* GIVEN INSTRUCTION *
Rewrite the entries that follow, replacing "x-tick-label" with "month-label" everywhere and leaving everything else unchanged.

* DATA LISTING *
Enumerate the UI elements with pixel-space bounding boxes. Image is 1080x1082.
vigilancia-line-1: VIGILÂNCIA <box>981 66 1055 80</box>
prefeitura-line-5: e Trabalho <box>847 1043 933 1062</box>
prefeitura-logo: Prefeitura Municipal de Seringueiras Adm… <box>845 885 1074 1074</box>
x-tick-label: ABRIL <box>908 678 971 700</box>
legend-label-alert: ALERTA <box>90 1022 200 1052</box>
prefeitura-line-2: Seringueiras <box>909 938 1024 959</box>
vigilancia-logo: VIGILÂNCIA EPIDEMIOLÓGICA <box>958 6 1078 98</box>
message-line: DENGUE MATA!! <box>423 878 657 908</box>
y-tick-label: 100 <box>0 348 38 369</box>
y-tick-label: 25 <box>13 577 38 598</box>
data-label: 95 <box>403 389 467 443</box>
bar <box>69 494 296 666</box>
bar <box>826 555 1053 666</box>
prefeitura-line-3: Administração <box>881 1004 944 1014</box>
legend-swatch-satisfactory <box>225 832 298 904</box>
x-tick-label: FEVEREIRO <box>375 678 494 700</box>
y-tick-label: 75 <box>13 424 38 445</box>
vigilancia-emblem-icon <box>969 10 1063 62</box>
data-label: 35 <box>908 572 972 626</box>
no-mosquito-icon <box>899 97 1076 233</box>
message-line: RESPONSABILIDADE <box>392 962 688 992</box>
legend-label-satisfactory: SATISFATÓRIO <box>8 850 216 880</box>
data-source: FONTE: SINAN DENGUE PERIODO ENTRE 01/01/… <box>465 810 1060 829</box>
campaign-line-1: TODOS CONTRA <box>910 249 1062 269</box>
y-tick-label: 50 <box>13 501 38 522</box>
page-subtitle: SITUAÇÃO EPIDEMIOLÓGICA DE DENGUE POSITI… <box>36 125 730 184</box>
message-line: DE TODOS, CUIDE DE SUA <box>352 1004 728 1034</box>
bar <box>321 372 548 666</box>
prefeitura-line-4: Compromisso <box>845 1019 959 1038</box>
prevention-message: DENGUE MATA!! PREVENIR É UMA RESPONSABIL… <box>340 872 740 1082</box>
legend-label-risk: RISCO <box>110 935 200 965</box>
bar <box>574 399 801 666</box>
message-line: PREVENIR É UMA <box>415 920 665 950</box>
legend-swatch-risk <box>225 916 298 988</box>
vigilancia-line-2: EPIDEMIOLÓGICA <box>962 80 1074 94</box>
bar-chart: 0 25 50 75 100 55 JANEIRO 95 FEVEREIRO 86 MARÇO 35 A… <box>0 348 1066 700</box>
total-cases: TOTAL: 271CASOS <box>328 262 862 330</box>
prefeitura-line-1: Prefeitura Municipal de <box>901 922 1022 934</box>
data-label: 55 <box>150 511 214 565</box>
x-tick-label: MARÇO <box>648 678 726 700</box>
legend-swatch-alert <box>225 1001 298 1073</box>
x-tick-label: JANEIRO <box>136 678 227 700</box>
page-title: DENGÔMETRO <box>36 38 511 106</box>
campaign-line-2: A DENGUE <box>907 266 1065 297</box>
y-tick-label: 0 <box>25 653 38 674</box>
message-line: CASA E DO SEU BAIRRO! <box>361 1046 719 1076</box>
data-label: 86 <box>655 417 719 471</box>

* CORRECT RESULT *
Enumerate the UI elements with pixel-space bounding boxes. Image is 1080x1082.
vigilancia-line-1: VIGILÂNCIA <box>981 66 1055 80</box>
prefeitura-line-5: e Trabalho <box>847 1043 933 1062</box>
prefeitura-logo: Prefeitura Municipal de Seringueiras Adm… <box>845 885 1074 1074</box>
month-label: ABRIL <box>908 678 971 700</box>
legend-label-alert: ALERTA <box>90 1022 200 1052</box>
prefeitura-line-2: Seringueiras <box>909 938 1024 959</box>
vigilancia-logo: VIGILÂNCIA EPIDEMIOLÓGICA <box>958 6 1078 98</box>
message-line: DENGUE MATA!! <box>423 878 657 908</box>
y-tick-label: 100 <box>0 348 38 369</box>
y-tick-label: 25 <box>13 577 38 598</box>
data-label: 95 <box>403 389 467 443</box>
bar <box>69 494 296 666</box>
bar <box>826 555 1053 666</box>
prefeitura-line-3: Administração <box>881 1004 944 1014</box>
legend-swatch-satisfactory <box>225 832 298 904</box>
month-label: FEVEREIRO <box>375 678 494 700</box>
y-tick-label: 75 <box>13 424 38 445</box>
vigilancia-emblem-icon <box>969 10 1063 62</box>
data-label: 35 <box>908 572 972 626</box>
no-mosquito-icon <box>899 97 1076 233</box>
message-line: RESPONSABILIDADE <box>392 962 688 992</box>
legend-label-satisfactory: SATISFATÓRIO <box>8 850 216 880</box>
data-source: FONTE: SINAN DENGUE PERIODO ENTRE 01/01/… <box>465 810 1060 829</box>
campaign-line-1: TODOS CONTRA <box>910 249 1062 269</box>
y-tick-label: 50 <box>13 501 38 522</box>
page-subtitle: SITUAÇÃO EPIDEMIOLÓGICA DE DENGUE POSITI… <box>36 125 730 184</box>
message-line: DE TODOS, CUIDE DE SUA <box>352 1004 728 1034</box>
bar <box>321 372 548 666</box>
prefeitura-line-4: Compromisso <box>845 1019 959 1038</box>
prevention-message: DENGUE MATA!! PREVENIR É UMA RESPONSABIL… <box>340 872 740 1082</box>
legend-label-risk: RISCO <box>110 935 200 965</box>
bar <box>574 399 801 666</box>
message-line: PREVENIR É UMA <box>415 920 665 950</box>
legend-swatch-risk <box>225 916 298 988</box>
vigilancia-line-2: EPIDEMIOLÓGICA <box>962 80 1074 94</box>
bar-chart: 0 25 50 75 100 55 JANEIRO 95 FEVEREIRO 86 MARÇO 35 A… <box>0 348 1066 700</box>
total-cases: TOTAL: 271CASOS <box>328 262 862 330</box>
prefeitura-line-1: Prefeitura Municipal de <box>901 922 1022 934</box>
data-label: 55 <box>150 511 214 565</box>
month-label: MARÇO <box>648 678 726 700</box>
legend-swatch-alert <box>225 1001 298 1073</box>
month-label: JANEIRO <box>136 678 227 700</box>
page-title: DENGÔMETRO <box>36 38 511 106</box>
campaign-line-2: A DENGUE <box>907 266 1065 297</box>
y-tick-label: 0 <box>25 653 38 674</box>
message-line: CASA E DO SEU BAIRRO! <box>361 1046 719 1076</box>
data-label: 86 <box>655 417 719 471</box>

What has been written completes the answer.